Look through the lines and report how many include the word "考点梳理时习卷", giving nothing but the number.

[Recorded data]
>> BEGIN

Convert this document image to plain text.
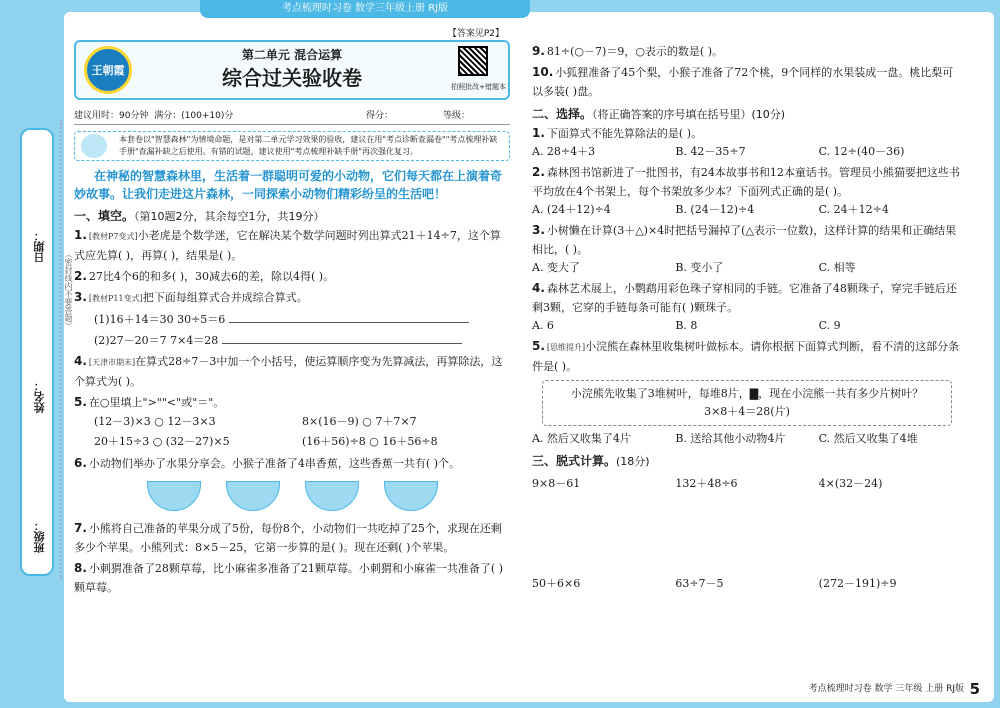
考点梳理时习卷 数学三年级上册 RJ版
日期：
姓名：
班级：
（密封线内不要答题）
【答案见P2】
王朝霞
第二单元 混合运算
综合过关验收卷	拍照批改+错题本
建议用时：90分钟
满分：(100+10)分	得分：	等级：
本套卷以"智慧森林"为情境命题，是对第二单元学习效果的验收，建议在用"考点诊断查漏卷""考点梳理补缺手册"查漏补缺之后使用。有错的试题，建议使用"考点梳理补缺手册"再次强化复习。
在神秘的智慧森林里，生活着一群聪明可爱的小动物，它们每天都在上演着奇妙故事。让我们走进这片森林，一同探索小动物们精彩纷呈的生活吧！
一、填空。（第10题2分，其余每空1分，共19分）
1. [教材P7变式]小老虎是个数学迷，它在解决某个数学问题时列出算式21＋14÷7，这个算式应先算( )，再算( )，结果是( )。
2. 27比4个6的和多( )，30减去6的差，除以4得( )。
3. [教材P11变式]把下面每组算式合并成综合算式。
(1)16＋14＝30 30÷5＝6
(2)27－20＝7 7×4＝28
4. [天津市期末]在算式28÷7－3中加一个小括号，使运算顺序变为先算减法，再算除法，这个算式为( )。
5. 在○里填上">""<"或"＝"。
(12－3)×3 ○ 12－3×3	8×(16－9) ○ 7＋7×7
20＋15÷3 ○ (32－27)×5	(16＋56)÷8 ○ 16＋56÷8
6. 小动物们举办了水果分享会。小猴子准备了4串香蕉，这些香蕉一共有( )个。
7. 小熊将自己准备的苹果分成了5份，每份8个，小动物们一共吃掉了25个，求现在还剩多少个苹果。小熊列式：8×5－25，它第一步算的是( )。现在还剩( )个苹果。
8. 小刺猬准备了28颗草莓，比小麻雀多准备了21颗草莓。小刺猬和小麻雀一共准备了( )颗草莓。
9. 81÷(○－7)＝9，○表示的数是( )。
10. 小狐狸准备了45个梨，小猴子准备了72个桃，9个同样的水果装成一盘。桃比梨可以多装( )盘。
二、选择。（将正确答案的序号填在括号里）(10分)
1. 下面算式不能先算除法的是( )。
A. 28÷4＋3	B. 42－35÷7	C. 12÷(40－36)
2. 森林图书馆新进了一批图书，有24本故事书和12本童话书。管理员小熊猫要把这些书平均放在4个书架上，每个书架放多少本？下面列式正确的是( )。
A. (24＋12)÷4	B. (24－12)÷4	C. 24＋12÷4
3. 小树懒在计算(3＋△)×4时把括号漏掉了(△表示一位数)，这样计算的结果和正确结果相比，( )。
A. 变大了	B. 变小了	C. 相等
4. 森林艺术展上，小鹦鹉用彩色珠子穿相同的手链。它准备了48颗珠子，穿完手链后还剩3颗，它穿的手链每条可能有( )颗珠子。
A. 6	B. 8	C. 9
5. [思维提升]小浣熊在森林里收集树叶做标本。请你根据下面算式判断，看不清的这部分条件是( )。
小浣熊先收集了3堆树叶，每堆8片，▇，现在小浣熊一共有多少片树叶？
3×8＋4＝28(片)
A. 然后又收集了4片	B. 送给其他小动物4片	C. 然后又收集了4堆
三、脱式计算。(18分)
9×8－61	132＋48÷6	4×(32－24)
50＋6×6	63÷7－5	(272－191)÷9
考点梳理时习卷 数学 三年级 上册 RJ版 5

>> END

Answer to this task:
2